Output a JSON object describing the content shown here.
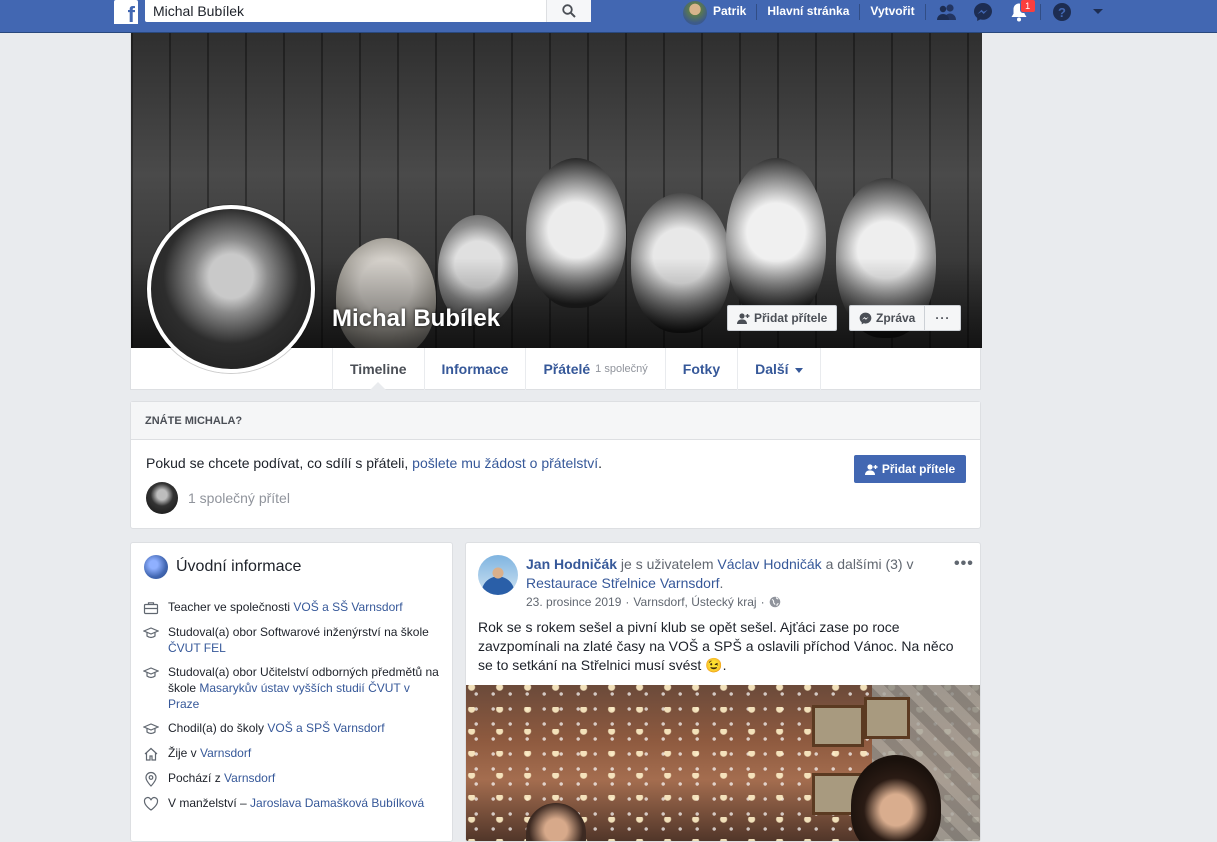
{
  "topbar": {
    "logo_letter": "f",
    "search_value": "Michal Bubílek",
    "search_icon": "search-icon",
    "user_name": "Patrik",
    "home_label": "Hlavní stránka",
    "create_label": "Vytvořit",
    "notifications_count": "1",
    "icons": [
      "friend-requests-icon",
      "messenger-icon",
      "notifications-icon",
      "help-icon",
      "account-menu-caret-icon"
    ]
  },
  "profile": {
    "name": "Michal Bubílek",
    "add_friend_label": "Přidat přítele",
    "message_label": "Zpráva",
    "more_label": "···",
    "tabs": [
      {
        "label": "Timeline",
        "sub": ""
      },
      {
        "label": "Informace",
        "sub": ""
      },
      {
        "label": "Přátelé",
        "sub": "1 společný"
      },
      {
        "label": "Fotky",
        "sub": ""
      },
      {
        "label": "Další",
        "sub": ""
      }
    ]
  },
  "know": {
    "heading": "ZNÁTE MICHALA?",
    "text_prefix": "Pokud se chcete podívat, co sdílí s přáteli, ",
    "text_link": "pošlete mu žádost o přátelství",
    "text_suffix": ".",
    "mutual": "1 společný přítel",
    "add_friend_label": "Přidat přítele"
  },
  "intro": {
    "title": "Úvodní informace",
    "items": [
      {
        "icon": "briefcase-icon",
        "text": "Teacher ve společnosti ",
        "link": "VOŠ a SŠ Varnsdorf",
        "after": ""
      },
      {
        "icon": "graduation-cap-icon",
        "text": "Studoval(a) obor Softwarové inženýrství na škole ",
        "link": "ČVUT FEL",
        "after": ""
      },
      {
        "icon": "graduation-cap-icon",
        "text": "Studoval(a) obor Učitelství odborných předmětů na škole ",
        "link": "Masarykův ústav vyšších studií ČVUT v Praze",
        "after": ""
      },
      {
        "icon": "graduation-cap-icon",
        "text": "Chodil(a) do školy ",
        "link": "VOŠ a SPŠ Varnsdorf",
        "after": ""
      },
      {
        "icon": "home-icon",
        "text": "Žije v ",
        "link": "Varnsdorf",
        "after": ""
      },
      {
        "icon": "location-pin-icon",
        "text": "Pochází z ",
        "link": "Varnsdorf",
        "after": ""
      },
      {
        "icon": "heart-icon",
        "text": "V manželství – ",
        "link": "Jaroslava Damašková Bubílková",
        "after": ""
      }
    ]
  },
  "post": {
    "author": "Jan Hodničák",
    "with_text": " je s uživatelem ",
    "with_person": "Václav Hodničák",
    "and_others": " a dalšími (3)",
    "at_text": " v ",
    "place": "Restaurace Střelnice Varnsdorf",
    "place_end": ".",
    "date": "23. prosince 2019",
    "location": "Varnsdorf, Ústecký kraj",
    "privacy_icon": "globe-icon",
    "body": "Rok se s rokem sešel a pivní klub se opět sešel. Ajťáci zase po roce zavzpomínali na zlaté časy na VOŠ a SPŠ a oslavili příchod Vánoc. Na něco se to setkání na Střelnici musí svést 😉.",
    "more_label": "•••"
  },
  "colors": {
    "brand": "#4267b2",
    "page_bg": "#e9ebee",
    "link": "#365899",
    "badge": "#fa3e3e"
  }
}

************

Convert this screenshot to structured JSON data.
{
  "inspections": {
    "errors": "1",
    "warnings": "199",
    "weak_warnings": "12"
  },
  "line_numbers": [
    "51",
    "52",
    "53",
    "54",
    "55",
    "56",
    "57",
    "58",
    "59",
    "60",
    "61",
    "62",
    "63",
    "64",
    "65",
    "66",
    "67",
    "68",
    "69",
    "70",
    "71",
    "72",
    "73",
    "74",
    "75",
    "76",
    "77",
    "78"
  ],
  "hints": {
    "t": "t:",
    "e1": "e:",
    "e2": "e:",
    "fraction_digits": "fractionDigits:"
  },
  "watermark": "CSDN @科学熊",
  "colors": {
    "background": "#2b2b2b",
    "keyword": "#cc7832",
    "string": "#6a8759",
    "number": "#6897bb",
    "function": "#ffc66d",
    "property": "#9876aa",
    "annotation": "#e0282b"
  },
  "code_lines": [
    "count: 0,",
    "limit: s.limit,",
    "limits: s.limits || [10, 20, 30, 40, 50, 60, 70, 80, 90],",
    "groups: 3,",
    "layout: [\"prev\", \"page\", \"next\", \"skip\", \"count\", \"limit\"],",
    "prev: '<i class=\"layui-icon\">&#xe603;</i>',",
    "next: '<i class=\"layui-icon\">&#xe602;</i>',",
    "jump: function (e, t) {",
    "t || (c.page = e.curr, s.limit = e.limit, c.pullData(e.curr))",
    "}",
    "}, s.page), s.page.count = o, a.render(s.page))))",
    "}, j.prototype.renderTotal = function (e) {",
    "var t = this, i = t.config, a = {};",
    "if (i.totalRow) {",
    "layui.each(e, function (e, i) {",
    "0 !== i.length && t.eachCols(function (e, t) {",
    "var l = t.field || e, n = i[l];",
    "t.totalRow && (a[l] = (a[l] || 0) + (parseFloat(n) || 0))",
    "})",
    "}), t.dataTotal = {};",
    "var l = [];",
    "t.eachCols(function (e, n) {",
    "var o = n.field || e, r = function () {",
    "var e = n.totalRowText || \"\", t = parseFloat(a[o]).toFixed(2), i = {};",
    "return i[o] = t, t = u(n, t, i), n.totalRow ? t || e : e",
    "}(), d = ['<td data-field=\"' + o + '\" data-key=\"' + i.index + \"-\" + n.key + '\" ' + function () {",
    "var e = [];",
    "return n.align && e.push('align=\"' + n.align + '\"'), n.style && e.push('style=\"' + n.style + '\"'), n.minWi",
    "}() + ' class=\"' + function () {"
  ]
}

************

EXERCISE DIRECTIONS - Take every line from the data that contains the word "ČVUT".

RESULT -
        "link": "ČVUT FEL",
        "link": "Masarykův ústav vyšších studií ČVUT v Praze",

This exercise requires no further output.